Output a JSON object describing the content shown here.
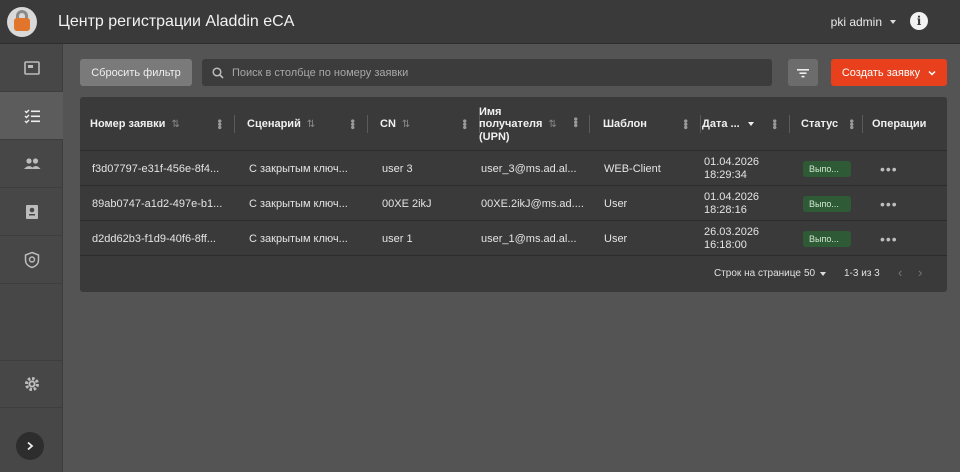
{
  "header": {
    "title": "Центр регистрации Aladdin eCA",
    "user": "pki admin"
  },
  "toolbar": {
    "reset_label": "Сбросить фильтр",
    "search_placeholder": "Поиск в столбце по номеру заявки",
    "create_label": "Создать заявку"
  },
  "table": {
    "columns": {
      "number": "Номер заявки",
      "scenario": "Сценарий",
      "cn": "CN",
      "recipient": [
        "Имя",
        "получателя",
        "(UPN)"
      ],
      "template": "Шаблон",
      "date": "Дата ...",
      "status": "Статус",
      "ops": "Операции"
    },
    "rows": [
      {
        "number": "f3d07797-e31f-456e-8f4...",
        "scenario": "С закрытым ключ...",
        "cn": "user 3",
        "upn": "user_3@ms.ad.al...",
        "template": "WEB-Client",
        "date": "01.04.2026",
        "time": "18:29:34",
        "status": "Выпо..."
      },
      {
        "number": "89ab0747-a1d2-497e-b1...",
        "scenario": "С закрытым ключ...",
        "cn": "00XE 2ikJ",
        "upn": "00XE.2ikJ@ms.ad....",
        "template": "User",
        "date": "01.04.2026",
        "time": "18:28:16",
        "status": "Выпо..."
      },
      {
        "number": "d2dd62b3-f1d9-40f6-8ff...",
        "scenario": "С закрытым ключ...",
        "cn": "user 1",
        "upn": "user_1@ms.ad.al...",
        "template": "User",
        "date": "26.03.2026",
        "time": "16:18:00",
        "status": "Выпо..."
      }
    ]
  },
  "pagination": {
    "rows_label": "Строк на странице",
    "rows_value": "50",
    "range": "1-3 из 3"
  },
  "colors": {
    "accent": "#e8401c",
    "status_ok": "#2f5a36"
  }
}
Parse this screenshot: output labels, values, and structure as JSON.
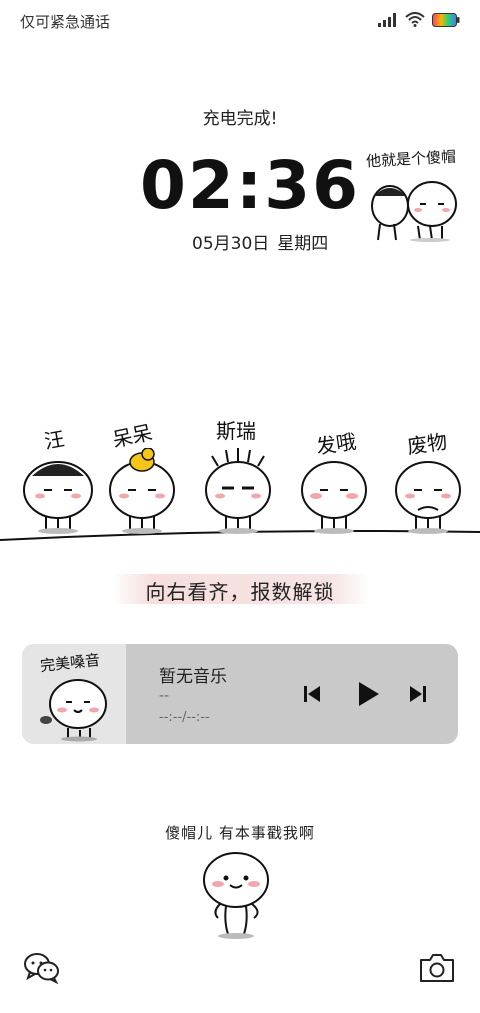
{
  "status_bar": {
    "carrier": "仅可紧急通话",
    "icons": [
      "signal-icon",
      "wifi-icon",
      "battery-icon"
    ]
  },
  "lockscreen": {
    "charge_status": "充电完成!",
    "time": "02:36",
    "date": "05月30日",
    "weekday": "星期四",
    "top_sticker_caption": "他就是个傻帽",
    "characters": [
      {
        "label": "汪"
      },
      {
        "label": "呆呆"
      },
      {
        "label": "斯瑞"
      },
      {
        "label": "发哦"
      },
      {
        "label": "废物"
      }
    ],
    "unlock_hint": "向右看齐，报数解锁",
    "bottom_caption": "傻帽儿 有本事戳我啊"
  },
  "music": {
    "art_caption": "完美嗓音",
    "title": "暂无音乐",
    "artist": "--",
    "time": "--:--/--:--",
    "controls": [
      "previous-icon",
      "play-icon",
      "next-icon"
    ]
  },
  "shortcuts": {
    "left": "wechat-icon",
    "right": "camera-icon"
  },
  "colors": {
    "background": "#ffffff",
    "card": "#c9c9c9",
    "blush": "#f2a7ad",
    "duck": "#f5c518"
  }
}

Task ->
Restate the data above word for word. Skip every picture.

Solution for this exercise ->
Output a JSON object describing the content shown here.
{
  "header": {
    "title": "Центр регистрации Aladdin eCA",
    "user": "pki admin"
  },
  "toolbar": {
    "reset_label": "Сбросить фильтр",
    "search_placeholder": "Поиск в столбце по номеру заявки",
    "create_label": "Создать заявку"
  },
  "table": {
    "columns": {
      "number": "Номер заявки",
      "scenario": "Сценарий",
      "cn": "CN",
      "recipient": [
        "Имя",
        "получателя",
        "(UPN)"
      ],
      "template": "Шаблон",
      "date": "Дата ...",
      "status": "Статус",
      "ops": "Операции"
    },
    "rows": [
      {
        "number": "f3d07797-e31f-456e-8f4...",
        "scenario": "С закрытым ключ...",
        "cn": "user 3",
        "upn": "user_3@ms.ad.al...",
        "template": "WEB-Client",
        "date": "01.04.2026",
        "time": "18:29:34",
        "status": "Выпо..."
      },
      {
        "number": "89ab0747-a1d2-497e-b1...",
        "scenario": "С закрытым ключ...",
        "cn": "00XE 2ikJ",
        "upn": "00XE.2ikJ@ms.ad....",
        "template": "User",
        "date": "01.04.2026",
        "time": "18:28:16",
        "status": "Выпо..."
      },
      {
        "number": "d2dd62b3-f1d9-40f6-8ff...",
        "scenario": "С закрытым ключ...",
        "cn": "user 1",
        "upn": "user_1@ms.ad.al...",
        "template": "User",
        "date": "26.03.2026",
        "time": "16:18:00",
        "status": "Выпо..."
      }
    ]
  },
  "pagination": {
    "rows_label": "Строк на странице",
    "rows_value": "50",
    "range": "1-3 из 3"
  },
  "colors": {
    "accent": "#e8401c",
    "status_ok": "#2f5a36"
  }
}
Parse this screenshot: output labels, values, and structure as JSON.
{
  "status_bar": {
    "carrier": "仅可紧急通话",
    "icons": [
      "signal-icon",
      "wifi-icon",
      "battery-icon"
    ]
  },
  "lockscreen": {
    "charge_status": "充电完成!",
    "time": "02:36",
    "date": "05月30日",
    "weekday": "星期四",
    "top_sticker_caption": "他就是个傻帽",
    "characters": [
      {
        "label": "汪"
      },
      {
        "label": "呆呆"
      },
      {
        "label": "斯瑞"
      },
      {
        "label": "发哦"
      },
      {
        "label": "废物"
      }
    ],
    "unlock_hint": "向右看齐，报数解锁",
    "bottom_caption": "傻帽儿 有本事戳我啊"
  },
  "music": {
    "art_caption": "完美嗓音",
    "title": "暂无音乐",
    "artist": "--",
    "time": "--:--/--:--",
    "controls": [
      "previous-icon",
      "play-icon",
      "next-icon"
    ]
  },
  "shortcuts": {
    "left": "wechat-icon",
    "right": "camera-icon"
  },
  "colors": {
    "background": "#ffffff",
    "card": "#c9c9c9",
    "blush": "#f2a7ad",
    "duck": "#f5c518"
  }
}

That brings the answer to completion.